## Input
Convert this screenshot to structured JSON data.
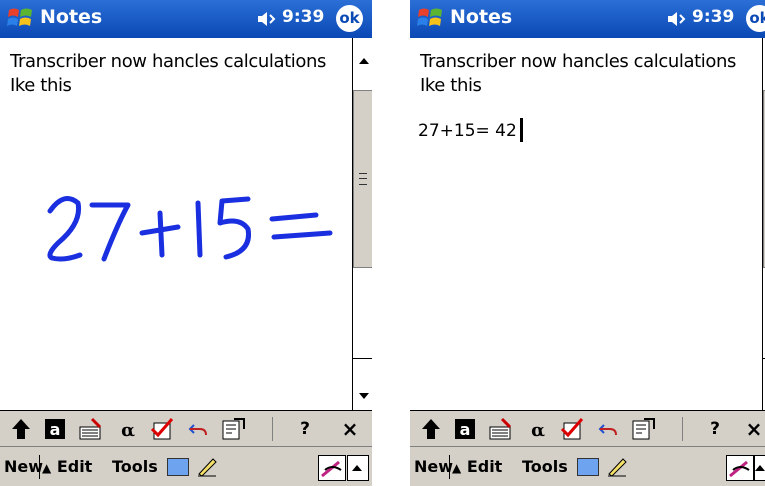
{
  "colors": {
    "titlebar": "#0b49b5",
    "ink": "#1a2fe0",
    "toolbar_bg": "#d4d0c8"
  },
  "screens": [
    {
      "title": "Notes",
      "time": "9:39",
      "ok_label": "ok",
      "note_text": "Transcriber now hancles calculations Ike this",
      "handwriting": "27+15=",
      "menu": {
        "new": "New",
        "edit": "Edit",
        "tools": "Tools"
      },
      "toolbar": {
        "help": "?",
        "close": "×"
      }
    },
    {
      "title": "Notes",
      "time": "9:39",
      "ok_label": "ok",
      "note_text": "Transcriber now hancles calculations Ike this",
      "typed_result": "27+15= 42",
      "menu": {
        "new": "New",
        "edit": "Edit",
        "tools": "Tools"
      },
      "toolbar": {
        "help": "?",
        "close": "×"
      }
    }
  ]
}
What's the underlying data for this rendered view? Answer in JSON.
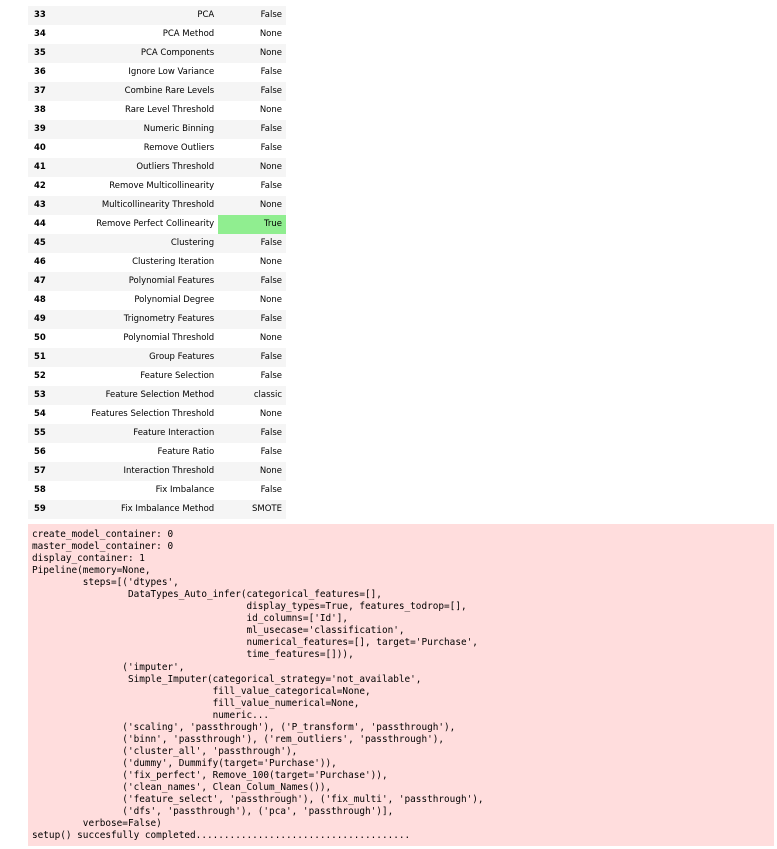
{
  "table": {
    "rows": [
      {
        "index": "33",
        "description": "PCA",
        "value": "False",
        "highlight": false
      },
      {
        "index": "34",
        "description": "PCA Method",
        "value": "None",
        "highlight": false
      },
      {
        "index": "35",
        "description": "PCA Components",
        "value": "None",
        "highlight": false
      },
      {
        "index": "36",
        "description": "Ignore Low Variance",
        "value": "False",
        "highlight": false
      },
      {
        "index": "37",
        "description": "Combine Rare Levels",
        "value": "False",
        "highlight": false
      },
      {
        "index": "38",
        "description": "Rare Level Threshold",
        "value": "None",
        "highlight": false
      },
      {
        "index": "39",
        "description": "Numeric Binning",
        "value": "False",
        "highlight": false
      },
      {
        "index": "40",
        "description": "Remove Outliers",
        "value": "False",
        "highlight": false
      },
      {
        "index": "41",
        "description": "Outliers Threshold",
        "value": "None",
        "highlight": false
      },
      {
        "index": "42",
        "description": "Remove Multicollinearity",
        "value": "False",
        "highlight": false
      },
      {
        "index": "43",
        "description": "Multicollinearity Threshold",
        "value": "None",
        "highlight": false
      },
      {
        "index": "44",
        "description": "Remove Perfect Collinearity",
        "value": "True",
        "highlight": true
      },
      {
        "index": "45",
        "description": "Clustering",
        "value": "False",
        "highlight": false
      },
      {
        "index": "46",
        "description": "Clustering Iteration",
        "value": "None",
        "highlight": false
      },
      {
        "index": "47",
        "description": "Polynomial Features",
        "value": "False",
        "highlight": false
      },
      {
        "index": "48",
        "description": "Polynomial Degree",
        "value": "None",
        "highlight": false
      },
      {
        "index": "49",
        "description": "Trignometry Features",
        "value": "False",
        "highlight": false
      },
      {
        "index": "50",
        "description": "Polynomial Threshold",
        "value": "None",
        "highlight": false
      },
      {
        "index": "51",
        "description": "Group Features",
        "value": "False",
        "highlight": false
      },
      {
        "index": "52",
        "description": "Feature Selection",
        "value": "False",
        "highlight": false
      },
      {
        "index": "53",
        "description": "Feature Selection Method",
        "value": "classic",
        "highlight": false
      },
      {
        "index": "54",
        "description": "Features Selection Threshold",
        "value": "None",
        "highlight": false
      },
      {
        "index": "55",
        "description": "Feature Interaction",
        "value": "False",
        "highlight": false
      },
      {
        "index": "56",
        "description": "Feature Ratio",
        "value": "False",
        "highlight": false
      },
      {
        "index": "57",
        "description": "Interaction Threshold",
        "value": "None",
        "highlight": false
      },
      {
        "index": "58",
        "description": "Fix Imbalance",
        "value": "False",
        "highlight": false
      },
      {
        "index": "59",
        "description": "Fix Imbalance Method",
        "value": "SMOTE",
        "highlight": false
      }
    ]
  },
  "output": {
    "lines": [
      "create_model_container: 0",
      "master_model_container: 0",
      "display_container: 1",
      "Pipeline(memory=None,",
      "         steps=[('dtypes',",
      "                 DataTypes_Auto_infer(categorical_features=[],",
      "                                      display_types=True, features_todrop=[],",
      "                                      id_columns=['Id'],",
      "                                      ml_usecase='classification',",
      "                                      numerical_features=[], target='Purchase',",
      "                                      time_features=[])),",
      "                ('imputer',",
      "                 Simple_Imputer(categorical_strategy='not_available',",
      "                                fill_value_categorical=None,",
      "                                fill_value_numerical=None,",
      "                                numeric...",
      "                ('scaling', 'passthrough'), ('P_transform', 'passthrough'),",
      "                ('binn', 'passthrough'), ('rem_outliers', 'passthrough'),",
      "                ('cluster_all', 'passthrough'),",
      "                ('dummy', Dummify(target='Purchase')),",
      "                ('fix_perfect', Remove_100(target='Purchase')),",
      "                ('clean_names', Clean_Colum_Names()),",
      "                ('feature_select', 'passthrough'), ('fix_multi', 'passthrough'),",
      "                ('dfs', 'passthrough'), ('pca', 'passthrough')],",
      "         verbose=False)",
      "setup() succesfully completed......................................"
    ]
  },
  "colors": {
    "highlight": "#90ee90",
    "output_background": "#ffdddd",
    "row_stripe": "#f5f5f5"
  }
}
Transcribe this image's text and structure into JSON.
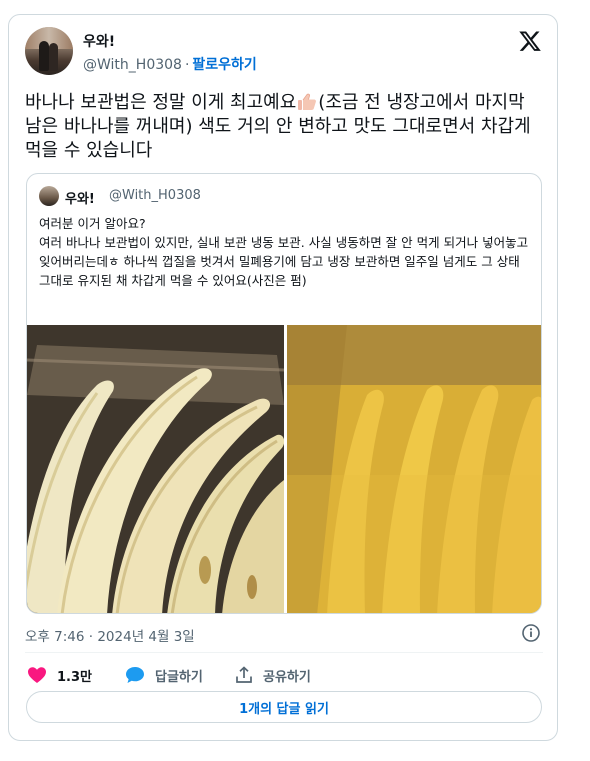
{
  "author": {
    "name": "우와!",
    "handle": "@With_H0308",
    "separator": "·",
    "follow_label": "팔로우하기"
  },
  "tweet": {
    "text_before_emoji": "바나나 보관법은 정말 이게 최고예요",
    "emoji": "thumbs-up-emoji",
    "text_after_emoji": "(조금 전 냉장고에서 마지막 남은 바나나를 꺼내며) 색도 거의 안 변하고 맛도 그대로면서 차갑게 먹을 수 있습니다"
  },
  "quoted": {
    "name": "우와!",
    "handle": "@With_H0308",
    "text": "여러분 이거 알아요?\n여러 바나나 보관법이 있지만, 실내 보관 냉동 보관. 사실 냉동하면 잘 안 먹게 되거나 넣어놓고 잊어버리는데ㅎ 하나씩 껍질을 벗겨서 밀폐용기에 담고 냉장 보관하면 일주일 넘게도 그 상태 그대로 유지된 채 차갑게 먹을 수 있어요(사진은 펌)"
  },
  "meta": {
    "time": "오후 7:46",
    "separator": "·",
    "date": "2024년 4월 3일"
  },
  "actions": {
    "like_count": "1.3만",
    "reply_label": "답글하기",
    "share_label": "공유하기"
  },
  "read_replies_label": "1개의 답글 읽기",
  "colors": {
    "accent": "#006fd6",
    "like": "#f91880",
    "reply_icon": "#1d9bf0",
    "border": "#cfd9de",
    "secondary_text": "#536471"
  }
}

## What you have to do
Repeat all of the entries word for word, but omit the pictures.

## Exercise answer
Convert this screenshot to structured JSON data.
{
  "colors": {
    "titlebar": "#0b49b5",
    "ink": "#1a2fe0",
    "toolbar_bg": "#d4d0c8"
  },
  "screens": [
    {
      "title": "Notes",
      "time": "9:39",
      "ok_label": "ok",
      "note_text": "Transcriber now hancles calculations Ike this",
      "handwriting": "27+15=",
      "menu": {
        "new": "New",
        "edit": "Edit",
        "tools": "Tools"
      },
      "toolbar": {
        "help": "?",
        "close": "×"
      }
    },
    {
      "title": "Notes",
      "time": "9:39",
      "ok_label": "ok",
      "note_text": "Transcriber now hancles calculations Ike this",
      "typed_result": "27+15= 42",
      "menu": {
        "new": "New",
        "edit": "Edit",
        "tools": "Tools"
      },
      "toolbar": {
        "help": "?",
        "close": "×"
      }
    }
  ]
}
What's the underlying data for this rendered view? Answer in JSON.
{
  "table": {
    "rows": [
      {
        "index": "33",
        "description": "PCA",
        "value": "False",
        "highlight": false
      },
      {
        "index": "34",
        "description": "PCA Method",
        "value": "None",
        "highlight": false
      },
      {
        "index": "35",
        "description": "PCA Components",
        "value": "None",
        "highlight": false
      },
      {
        "index": "36",
        "description": "Ignore Low Variance",
        "value": "False",
        "highlight": false
      },
      {
        "index": "37",
        "description": "Combine Rare Levels",
        "value": "False",
        "highlight": false
      },
      {
        "index": "38",
        "description": "Rare Level Threshold",
        "value": "None",
        "highlight": false
      },
      {
        "index": "39",
        "description": "Numeric Binning",
        "value": "False",
        "highlight": false
      },
      {
        "index": "40",
        "description": "Remove Outliers",
        "value": "False",
        "highlight": false
      },
      {
        "index": "41",
        "description": "Outliers Threshold",
        "value": "None",
        "highlight": false
      },
      {
        "index": "42",
        "description": "Remove Multicollinearity",
        "value": "False",
        "highlight": false
      },
      {
        "index": "43",
        "description": "Multicollinearity Threshold",
        "value": "None",
        "highlight": false
      },
      {
        "index": "44",
        "description": "Remove Perfect Collinearity",
        "value": "True",
        "highlight": true
      },
      {
        "index": "45",
        "description": "Clustering",
        "value": "False",
        "highlight": false
      },
      {
        "index": "46",
        "description": "Clustering Iteration",
        "value": "None",
        "highlight": false
      },
      {
        "index": "47",
        "description": "Polynomial Features",
        "value": "False",
        "highlight": false
      },
      {
        "index": "48",
        "description": "Polynomial Degree",
        "value": "None",
        "highlight": false
      },
      {
        "index": "49",
        "description": "Trignometry Features",
        "value": "False",
        "highlight": false
      },
      {
        "index": "50",
        "description": "Polynomial Threshold",
        "value": "None",
        "highlight": false
      },
      {
        "index": "51",
        "description": "Group Features",
        "value": "False",
        "highlight": false
      },
      {
        "index": "52",
        "description": "Feature Selection",
        "value": "False",
        "highlight": false
      },
      {
        "index": "53",
        "description": "Feature Selection Method",
        "value": "classic",
        "highlight": false
      },
      {
        "index": "54",
        "description": "Features Selection Threshold",
        "value": "None",
        "highlight": false
      },
      {
        "index": "55",
        "description": "Feature Interaction",
        "value": "False",
        "highlight": false
      },
      {
        "index": "56",
        "description": "Feature Ratio",
        "value": "False",
        "highlight": false
      },
      {
        "index": "57",
        "description": "Interaction Threshold",
        "value": "None",
        "highlight": false
      },
      {
        "index": "58",
        "description": "Fix Imbalance",
        "value": "False",
        "highlight": false
      },
      {
        "index": "59",
        "description": "Fix Imbalance Method",
        "value": "SMOTE",
        "highlight": false
      }
    ]
  },
  "output": {
    "lines": [
      "create_model_container: 0",
      "master_model_container: 0",
      "display_container: 1",
      "Pipeline(memory=None,",
      "         steps=[('dtypes',",
      "                 DataTypes_Auto_infer(categorical_features=[],",
      "                                      display_types=True, features_todrop=[],",
      "                                      id_columns=['Id'],",
      "                                      ml_usecase='classification',",
      "                                      numerical_features=[], target='Purchase',",
      "                                      time_features=[])),",
      "                ('imputer',",
      "                 Simple_Imputer(categorical_strategy='not_available',",
      "                                fill_value_categorical=None,",
      "                                fill_value_numerical=None,",
      "                                numeric...",
      "                ('scaling', 'passthrough'), ('P_transform', 'passthrough'),",
      "                ('binn', 'passthrough'), ('rem_outliers', 'passthrough'),",
      "                ('cluster_all', 'passthrough'),",
      "                ('dummy', Dummify(target='Purchase')),",
      "                ('fix_perfect', Remove_100(target='Purchase')),",
      "                ('clean_names', Clean_Colum_Names()),",
      "                ('feature_select', 'passthrough'), ('fix_multi', 'passthrough'),",
      "                ('dfs', 'passthrough'), ('pca', 'passthrough')],",
      "         verbose=False)",
      "setup() succesfully completed......................................"
    ]
  },
  "colors": {
    "highlight": "#90ee90",
    "output_background": "#ffdddd",
    "row_stripe": "#f5f5f5"
  }
}
Transcribe this image's text and structure into JSON.
{
  "author": {
    "name": "우와!",
    "handle": "@With_H0308",
    "separator": "·",
    "follow_label": "팔로우하기"
  },
  "tweet": {
    "text_before_emoji": "바나나 보관법은 정말 이게 최고예요",
    "emoji": "thumbs-up-emoji",
    "text_after_emoji": "(조금 전 냉장고에서 마지막 남은 바나나를 꺼내며) 색도 거의 안 변하고 맛도 그대로면서 차갑게 먹을 수 있습니다"
  },
  "quoted": {
    "name": "우와!",
    "handle": "@With_H0308",
    "text": "여러분 이거 알아요?\n여러 바나나 보관법이 있지만, 실내 보관 냉동 보관. 사실 냉동하면 잘 안 먹게 되거나 넣어놓고 잊어버리는데ㅎ 하나씩 껍질을 벗겨서 밀폐용기에 담고 냉장 보관하면 일주일 넘게도 그 상태 그대로 유지된 채 차갑게 먹을 수 있어요(사진은 펌)"
  },
  "meta": {
    "time": "오후 7:46",
    "separator": "·",
    "date": "2024년 4월 3일"
  },
  "actions": {
    "like_count": "1.3만",
    "reply_label": "답글하기",
    "share_label": "공유하기"
  },
  "read_replies_label": "1개의 답글 읽기",
  "colors": {
    "accent": "#006fd6",
    "like": "#f91880",
    "reply_icon": "#1d9bf0",
    "border": "#cfd9de",
    "secondary_text": "#536471"
  }
}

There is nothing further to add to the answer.